• **TASK GOAL**: Find and copy lines holding "have".
** begin **
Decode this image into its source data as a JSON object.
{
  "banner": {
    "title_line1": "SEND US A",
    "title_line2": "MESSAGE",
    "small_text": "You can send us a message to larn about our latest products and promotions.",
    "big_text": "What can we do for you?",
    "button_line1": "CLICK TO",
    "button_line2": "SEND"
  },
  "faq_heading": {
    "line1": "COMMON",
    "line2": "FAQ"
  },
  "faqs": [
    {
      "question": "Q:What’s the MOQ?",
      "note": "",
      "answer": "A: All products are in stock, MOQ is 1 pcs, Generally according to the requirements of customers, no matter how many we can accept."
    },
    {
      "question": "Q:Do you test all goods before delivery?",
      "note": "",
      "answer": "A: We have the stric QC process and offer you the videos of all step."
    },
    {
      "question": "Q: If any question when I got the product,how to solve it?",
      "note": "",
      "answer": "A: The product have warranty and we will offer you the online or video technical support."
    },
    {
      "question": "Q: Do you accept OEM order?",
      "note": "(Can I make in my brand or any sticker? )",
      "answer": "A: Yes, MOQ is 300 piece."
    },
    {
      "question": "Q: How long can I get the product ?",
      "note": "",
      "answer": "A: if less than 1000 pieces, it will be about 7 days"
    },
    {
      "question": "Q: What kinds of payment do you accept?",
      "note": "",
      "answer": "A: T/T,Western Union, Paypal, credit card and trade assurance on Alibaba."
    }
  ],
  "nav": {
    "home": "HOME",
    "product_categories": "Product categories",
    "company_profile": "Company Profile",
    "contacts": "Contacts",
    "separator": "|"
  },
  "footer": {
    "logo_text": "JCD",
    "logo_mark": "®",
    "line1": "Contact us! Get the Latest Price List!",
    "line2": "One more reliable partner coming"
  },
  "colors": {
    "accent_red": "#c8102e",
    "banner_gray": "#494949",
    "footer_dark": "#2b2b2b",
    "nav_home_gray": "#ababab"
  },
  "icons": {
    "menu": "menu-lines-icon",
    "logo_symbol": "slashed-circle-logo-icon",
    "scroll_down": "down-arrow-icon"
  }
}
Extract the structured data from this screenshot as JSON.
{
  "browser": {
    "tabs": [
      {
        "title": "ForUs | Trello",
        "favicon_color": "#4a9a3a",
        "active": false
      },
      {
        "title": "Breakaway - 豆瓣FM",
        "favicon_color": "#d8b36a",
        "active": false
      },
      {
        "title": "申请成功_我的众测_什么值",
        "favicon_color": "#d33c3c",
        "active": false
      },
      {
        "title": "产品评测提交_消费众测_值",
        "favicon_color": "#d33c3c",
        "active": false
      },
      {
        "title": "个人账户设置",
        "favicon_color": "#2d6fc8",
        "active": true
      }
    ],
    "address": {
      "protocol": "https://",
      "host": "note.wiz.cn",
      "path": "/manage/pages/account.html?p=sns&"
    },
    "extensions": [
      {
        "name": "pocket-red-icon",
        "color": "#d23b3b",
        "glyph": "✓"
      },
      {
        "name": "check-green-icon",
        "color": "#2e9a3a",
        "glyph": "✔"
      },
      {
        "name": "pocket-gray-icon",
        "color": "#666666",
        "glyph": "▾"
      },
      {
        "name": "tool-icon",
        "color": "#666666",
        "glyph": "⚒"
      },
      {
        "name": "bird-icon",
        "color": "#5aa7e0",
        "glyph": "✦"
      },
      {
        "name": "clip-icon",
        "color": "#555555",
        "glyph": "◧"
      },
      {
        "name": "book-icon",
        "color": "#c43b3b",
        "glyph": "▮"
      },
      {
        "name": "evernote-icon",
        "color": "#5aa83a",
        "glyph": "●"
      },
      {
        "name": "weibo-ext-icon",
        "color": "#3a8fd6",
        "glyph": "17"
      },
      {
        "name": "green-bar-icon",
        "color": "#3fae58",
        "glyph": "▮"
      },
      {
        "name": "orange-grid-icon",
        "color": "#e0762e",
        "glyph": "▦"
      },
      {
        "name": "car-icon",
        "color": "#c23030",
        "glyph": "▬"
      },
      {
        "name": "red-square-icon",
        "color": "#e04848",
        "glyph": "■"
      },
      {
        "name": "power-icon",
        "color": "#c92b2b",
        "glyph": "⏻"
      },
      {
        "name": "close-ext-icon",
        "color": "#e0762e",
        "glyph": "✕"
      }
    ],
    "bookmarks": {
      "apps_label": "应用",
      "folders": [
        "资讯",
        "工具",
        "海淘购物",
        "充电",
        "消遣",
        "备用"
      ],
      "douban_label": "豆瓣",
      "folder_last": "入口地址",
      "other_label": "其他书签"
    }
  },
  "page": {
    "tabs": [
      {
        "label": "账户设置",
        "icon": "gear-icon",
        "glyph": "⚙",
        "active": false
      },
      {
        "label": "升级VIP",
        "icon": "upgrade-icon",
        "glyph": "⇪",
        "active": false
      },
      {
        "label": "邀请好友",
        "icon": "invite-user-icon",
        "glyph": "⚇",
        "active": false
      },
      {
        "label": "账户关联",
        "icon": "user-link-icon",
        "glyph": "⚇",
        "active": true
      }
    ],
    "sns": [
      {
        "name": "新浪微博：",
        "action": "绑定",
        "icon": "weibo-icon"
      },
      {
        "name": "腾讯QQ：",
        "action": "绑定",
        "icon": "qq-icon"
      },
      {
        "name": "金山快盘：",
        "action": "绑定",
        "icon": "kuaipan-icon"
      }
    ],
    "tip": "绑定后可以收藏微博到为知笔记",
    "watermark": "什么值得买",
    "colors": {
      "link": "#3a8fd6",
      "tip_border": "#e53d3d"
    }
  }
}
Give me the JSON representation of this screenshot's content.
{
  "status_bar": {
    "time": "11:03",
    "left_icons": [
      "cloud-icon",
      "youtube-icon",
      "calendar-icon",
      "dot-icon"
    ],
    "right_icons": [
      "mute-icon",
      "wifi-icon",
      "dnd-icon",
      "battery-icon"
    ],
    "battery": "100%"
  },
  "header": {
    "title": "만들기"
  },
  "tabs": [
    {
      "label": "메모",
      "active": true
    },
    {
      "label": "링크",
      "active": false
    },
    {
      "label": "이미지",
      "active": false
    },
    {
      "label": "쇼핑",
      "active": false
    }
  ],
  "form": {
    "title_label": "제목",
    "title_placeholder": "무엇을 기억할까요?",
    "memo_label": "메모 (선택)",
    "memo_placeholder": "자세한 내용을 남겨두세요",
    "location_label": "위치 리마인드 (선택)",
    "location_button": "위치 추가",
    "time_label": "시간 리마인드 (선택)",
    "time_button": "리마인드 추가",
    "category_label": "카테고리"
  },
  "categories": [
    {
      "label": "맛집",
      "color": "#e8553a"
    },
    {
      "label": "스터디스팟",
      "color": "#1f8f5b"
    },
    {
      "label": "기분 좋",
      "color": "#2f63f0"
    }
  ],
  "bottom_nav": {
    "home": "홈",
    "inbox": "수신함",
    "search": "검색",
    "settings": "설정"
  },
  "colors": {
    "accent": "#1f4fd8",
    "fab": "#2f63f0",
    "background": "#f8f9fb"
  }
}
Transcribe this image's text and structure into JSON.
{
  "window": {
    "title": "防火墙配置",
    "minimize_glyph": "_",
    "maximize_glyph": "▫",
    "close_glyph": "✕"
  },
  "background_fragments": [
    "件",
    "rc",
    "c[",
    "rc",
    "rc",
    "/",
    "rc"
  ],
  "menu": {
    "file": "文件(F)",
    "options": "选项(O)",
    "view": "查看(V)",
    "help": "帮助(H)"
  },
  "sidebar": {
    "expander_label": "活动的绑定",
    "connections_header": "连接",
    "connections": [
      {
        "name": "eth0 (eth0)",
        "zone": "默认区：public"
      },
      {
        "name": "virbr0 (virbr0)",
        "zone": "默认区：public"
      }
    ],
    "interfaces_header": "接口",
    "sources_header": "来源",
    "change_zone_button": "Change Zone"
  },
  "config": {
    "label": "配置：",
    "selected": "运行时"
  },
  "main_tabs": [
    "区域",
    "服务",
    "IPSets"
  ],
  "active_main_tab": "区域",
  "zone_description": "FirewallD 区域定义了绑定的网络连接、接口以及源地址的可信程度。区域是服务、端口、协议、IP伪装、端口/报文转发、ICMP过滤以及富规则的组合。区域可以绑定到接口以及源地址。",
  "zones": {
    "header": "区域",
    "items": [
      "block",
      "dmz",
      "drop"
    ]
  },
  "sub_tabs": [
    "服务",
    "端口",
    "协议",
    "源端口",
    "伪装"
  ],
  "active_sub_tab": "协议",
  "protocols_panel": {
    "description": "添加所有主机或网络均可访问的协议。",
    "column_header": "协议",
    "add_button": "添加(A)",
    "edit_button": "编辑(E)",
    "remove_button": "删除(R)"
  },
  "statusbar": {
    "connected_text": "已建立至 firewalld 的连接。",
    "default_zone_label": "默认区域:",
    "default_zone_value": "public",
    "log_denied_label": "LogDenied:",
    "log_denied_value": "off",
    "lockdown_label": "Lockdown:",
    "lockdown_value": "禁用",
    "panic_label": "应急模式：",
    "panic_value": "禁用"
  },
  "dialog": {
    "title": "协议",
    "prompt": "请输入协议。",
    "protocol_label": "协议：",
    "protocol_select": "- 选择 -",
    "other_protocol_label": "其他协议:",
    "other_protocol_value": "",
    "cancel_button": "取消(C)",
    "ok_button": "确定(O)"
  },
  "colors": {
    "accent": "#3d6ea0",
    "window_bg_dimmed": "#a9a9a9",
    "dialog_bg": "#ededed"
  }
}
** end **
• **TASK OUTPUT**:
      "answer": "A: We have the stric QC process and offer you the videos of all step."
      "answer": "A: The product have warranty and we will offer you the online or video technical support."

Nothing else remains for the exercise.